↓

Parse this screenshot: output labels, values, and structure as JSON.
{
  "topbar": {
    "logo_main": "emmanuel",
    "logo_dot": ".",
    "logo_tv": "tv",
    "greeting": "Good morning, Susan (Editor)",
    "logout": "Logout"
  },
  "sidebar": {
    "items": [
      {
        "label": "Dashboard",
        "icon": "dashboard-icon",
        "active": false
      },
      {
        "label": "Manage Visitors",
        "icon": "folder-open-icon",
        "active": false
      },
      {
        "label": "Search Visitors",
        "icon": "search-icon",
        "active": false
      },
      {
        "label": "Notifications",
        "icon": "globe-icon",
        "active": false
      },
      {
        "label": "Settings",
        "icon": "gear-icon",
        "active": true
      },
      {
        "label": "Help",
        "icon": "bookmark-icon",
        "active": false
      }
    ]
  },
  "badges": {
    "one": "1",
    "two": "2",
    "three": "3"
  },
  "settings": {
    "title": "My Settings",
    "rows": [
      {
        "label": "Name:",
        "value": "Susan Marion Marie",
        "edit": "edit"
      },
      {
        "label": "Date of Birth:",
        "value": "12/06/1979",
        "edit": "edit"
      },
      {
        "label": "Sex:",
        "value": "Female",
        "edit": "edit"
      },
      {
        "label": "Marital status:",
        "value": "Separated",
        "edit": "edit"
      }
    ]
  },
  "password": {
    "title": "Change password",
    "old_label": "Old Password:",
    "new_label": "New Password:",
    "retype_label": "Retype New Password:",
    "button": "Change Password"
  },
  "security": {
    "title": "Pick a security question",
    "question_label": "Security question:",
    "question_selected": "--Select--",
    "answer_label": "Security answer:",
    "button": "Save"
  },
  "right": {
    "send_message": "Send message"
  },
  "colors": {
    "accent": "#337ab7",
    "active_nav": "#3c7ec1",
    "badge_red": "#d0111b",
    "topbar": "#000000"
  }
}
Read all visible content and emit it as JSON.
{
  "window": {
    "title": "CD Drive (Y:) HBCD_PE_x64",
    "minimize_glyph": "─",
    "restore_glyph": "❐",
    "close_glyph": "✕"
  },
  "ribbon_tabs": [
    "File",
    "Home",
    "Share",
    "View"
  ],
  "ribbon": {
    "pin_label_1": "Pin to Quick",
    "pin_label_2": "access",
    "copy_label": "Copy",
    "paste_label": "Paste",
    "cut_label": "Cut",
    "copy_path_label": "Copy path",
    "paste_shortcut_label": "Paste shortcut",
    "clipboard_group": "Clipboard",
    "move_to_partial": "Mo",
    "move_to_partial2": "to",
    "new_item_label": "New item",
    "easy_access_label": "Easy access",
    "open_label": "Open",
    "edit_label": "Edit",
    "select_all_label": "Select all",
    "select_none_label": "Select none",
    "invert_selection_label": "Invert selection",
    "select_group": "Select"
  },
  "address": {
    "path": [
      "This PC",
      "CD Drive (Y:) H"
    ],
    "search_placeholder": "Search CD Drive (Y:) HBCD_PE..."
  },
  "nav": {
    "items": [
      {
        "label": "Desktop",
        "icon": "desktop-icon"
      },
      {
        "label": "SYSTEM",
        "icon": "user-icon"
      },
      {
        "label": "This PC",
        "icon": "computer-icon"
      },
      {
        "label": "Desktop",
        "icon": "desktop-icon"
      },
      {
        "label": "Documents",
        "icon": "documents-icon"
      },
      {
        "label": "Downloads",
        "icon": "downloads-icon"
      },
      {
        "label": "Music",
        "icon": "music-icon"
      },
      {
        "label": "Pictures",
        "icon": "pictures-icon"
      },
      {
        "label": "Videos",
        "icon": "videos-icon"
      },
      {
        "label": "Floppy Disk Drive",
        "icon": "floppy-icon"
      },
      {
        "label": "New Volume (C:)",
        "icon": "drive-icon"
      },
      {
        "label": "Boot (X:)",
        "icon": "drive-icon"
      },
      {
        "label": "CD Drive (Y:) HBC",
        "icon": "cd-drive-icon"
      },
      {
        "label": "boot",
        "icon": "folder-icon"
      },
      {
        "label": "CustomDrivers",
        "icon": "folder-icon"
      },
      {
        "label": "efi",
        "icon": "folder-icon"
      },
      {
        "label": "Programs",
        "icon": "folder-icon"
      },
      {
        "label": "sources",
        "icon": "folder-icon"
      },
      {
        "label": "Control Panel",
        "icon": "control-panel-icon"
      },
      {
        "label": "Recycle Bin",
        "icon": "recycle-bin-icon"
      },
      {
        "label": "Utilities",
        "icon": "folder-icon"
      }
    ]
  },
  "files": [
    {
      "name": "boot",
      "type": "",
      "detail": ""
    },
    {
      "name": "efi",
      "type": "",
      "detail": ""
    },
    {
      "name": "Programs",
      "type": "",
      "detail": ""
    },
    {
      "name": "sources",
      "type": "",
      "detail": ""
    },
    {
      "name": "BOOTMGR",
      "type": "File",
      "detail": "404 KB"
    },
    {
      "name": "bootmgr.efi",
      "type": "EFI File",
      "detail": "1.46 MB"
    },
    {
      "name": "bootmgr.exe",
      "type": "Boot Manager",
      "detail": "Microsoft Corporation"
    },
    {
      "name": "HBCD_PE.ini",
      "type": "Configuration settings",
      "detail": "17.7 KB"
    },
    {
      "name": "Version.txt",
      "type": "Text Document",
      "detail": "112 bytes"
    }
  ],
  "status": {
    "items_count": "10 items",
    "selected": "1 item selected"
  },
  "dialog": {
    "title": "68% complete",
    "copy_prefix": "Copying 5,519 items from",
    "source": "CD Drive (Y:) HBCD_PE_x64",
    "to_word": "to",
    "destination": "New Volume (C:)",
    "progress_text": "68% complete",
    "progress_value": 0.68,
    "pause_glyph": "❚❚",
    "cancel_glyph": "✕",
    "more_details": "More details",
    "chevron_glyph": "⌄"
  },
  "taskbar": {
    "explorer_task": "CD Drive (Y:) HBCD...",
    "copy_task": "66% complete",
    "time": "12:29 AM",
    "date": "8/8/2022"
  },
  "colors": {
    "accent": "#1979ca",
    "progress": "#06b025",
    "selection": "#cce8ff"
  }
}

↑

Your task is to quote the listing above word for word.

COMPLETED TASK
Parse this screenshot: output labels, values, and structure as JSON.
{
  "topbar": {
    "logo_main": "emmanuel",
    "logo_dot": ".",
    "logo_tv": "tv",
    "greeting": "Good morning, Susan (Editor)",
    "logout": "Logout"
  },
  "sidebar": {
    "items": [
      {
        "label": "Dashboard",
        "icon": "dashboard-icon",
        "active": false
      },
      {
        "label": "Manage Visitors",
        "icon": "folder-open-icon",
        "active": false
      },
      {
        "label": "Search Visitors",
        "icon": "search-icon",
        "active": false
      },
      {
        "label": "Notifications",
        "icon": "globe-icon",
        "active": false
      },
      {
        "label": "Settings",
        "icon": "gear-icon",
        "active": true
      },
      {
        "label": "Help",
        "icon": "bookmark-icon",
        "active": false
      }
    ]
  },
  "badges": {
    "one": "1",
    "two": "2",
    "three": "3"
  },
  "settings": {
    "title": "My Settings",
    "rows": [
      {
        "label": "Name:",
        "value": "Susan Marion Marie",
        "edit": "edit"
      },
      {
        "label": "Date of Birth:",
        "value": "12/06/1979",
        "edit": "edit"
      },
      {
        "label": "Sex:",
        "value": "Female",
        "edit": "edit"
      },
      {
        "label": "Marital status:",
        "value": "Separated",
        "edit": "edit"
      }
    ]
  },
  "password": {
    "title": "Change password",
    "old_label": "Old Password:",
    "new_label": "New Password:",
    "retype_label": "Retype New Password:",
    "button": "Change Password"
  },
  "security": {
    "title": "Pick a security question",
    "question_label": "Security question:",
    "question_selected": "--Select--",
    "answer_label": "Security answer:",
    "button": "Save"
  },
  "right": {
    "send_message": "Send message"
  },
  "colors": {
    "accent": "#337ab7",
    "active_nav": "#3c7ec1",
    "badge_red": "#d0111b",
    "topbar": "#000000"
  }
}
Read all visible content and emit it as JSON.
{
  "window": {
    "title": "CD Drive (Y:) HBCD_PE_x64",
    "minimize_glyph": "─",
    "restore_glyph": "❐",
    "close_glyph": "✕"
  },
  "ribbon_tabs": [
    "File",
    "Home",
    "Share",
    "View"
  ],
  "ribbon": {
    "pin_label_1": "Pin to Quick",
    "pin_label_2": "access",
    "copy_label": "Copy",
    "paste_label": "Paste",
    "cut_label": "Cut",
    "copy_path_label": "Copy path",
    "paste_shortcut_label": "Paste shortcut",
    "clipboard_group": "Clipboard",
    "move_to_partial": "Mo",
    "move_to_partial2": "to",
    "new_item_label": "New item",
    "easy_access_label": "Easy access",
    "open_label": "Open",
    "edit_label": "Edit",
    "select_all_label": "Select all",
    "select_none_label": "Select none",
    "invert_selection_label": "Invert selection",
    "select_group": "Select"
  },
  "address": {
    "path": [
      "This PC",
      "CD Drive (Y:) H"
    ],
    "search_placeholder": "Search CD Drive (Y:) HBCD_PE..."
  },
  "nav": {
    "items": [
      {
        "label": "Desktop",
        "icon": "desktop-icon"
      },
      {
        "label": "SYSTEM",
        "icon": "user-icon"
      },
      {
        "label": "This PC",
        "icon": "computer-icon"
      },
      {
        "label": "Desktop",
        "icon": "desktop-icon"
      },
      {
        "label": "Documents",
        "icon": "documents-icon"
      },
      {
        "label": "Downloads",
        "icon": "downloads-icon"
      },
      {
        "label": "Music",
        "icon": "music-icon"
      },
      {
        "label": "Pictures",
        "icon": "pictures-icon"
      },
      {
        "label": "Videos",
        "icon": "videos-icon"
      },
      {
        "label": "Floppy Disk Drive",
        "icon": "floppy-icon"
      },
      {
        "label": "New Volume (C:)",
        "icon": "drive-icon"
      },
      {
        "label": "Boot (X:)",
        "icon": "drive-icon"
      },
      {
        "label": "CD Drive (Y:) HBC",
        "icon": "cd-drive-icon"
      },
      {
        "label": "boot",
        "icon": "folder-icon"
      },
      {
        "label": "CustomDrivers",
        "icon": "folder-icon"
      },
      {
        "label": "efi",
        "icon": "folder-icon"
      },
      {
        "label": "Programs",
        "icon": "folder-icon"
      },
      {
        "label": "sources",
        "icon": "folder-icon"
      },
      {
        "label": "Control Panel",
        "icon": "control-panel-icon"
      },
      {
        "label": "Recycle Bin",
        "icon": "recycle-bin-icon"
      },
      {
        "label": "Utilities",
        "icon": "folder-icon"
      }
    ]
  },
  "files": [
    {
      "name": "boot",
      "type": "",
      "detail": ""
    },
    {
      "name": "efi",
      "type": "",
      "detail": ""
    },
    {
      "name": "Programs",
      "type": "",
      "detail": ""
    },
    {
      "name": "sources",
      "type": "",
      "detail": ""
    },
    {
      "name": "BOOTMGR",
      "type": "File",
      "detail": "404 KB"
    },
    {
      "name": "bootmgr.efi",
      "type": "EFI File",
      "detail": "1.46 MB"
    },
    {
      "name": "bootmgr.exe",
      "type": "Boot Manager",
      "detail": "Microsoft Corporation"
    },
    {
      "name": "HBCD_PE.ini",
      "type": "Configuration settings",
      "detail": "17.7 KB"
    },
    {
      "name": "Version.txt",
      "type": "Text Document",
      "detail": "112 bytes"
    }
  ],
  "status": {
    "items_count": "10 items",
    "selected": "1 item selected"
  },
  "dialog": {
    "title": "68% complete",
    "copy_prefix": "Copying 5,519 items from",
    "source": "CD Drive (Y:) HBCD_PE_x64",
    "to_word": "to",
    "destination": "New Volume (C:)",
    "progress_text": "68% complete",
    "progress_value": 0.68,
    "pause_glyph": "❚❚",
    "cancel_glyph": "✕",
    "more_details": "More details",
    "chevron_glyph": "⌄"
  },
  "taskbar": {
    "explorer_task": "CD Drive (Y:) HBCD...",
    "copy_task": "66% complete",
    "time": "12:29 AM",
    "date": "8/8/2022"
  },
  "colors": {
    "accent": "#1979ca",
    "progress": "#06b025",
    "selection": "#cce8ff"
  }
}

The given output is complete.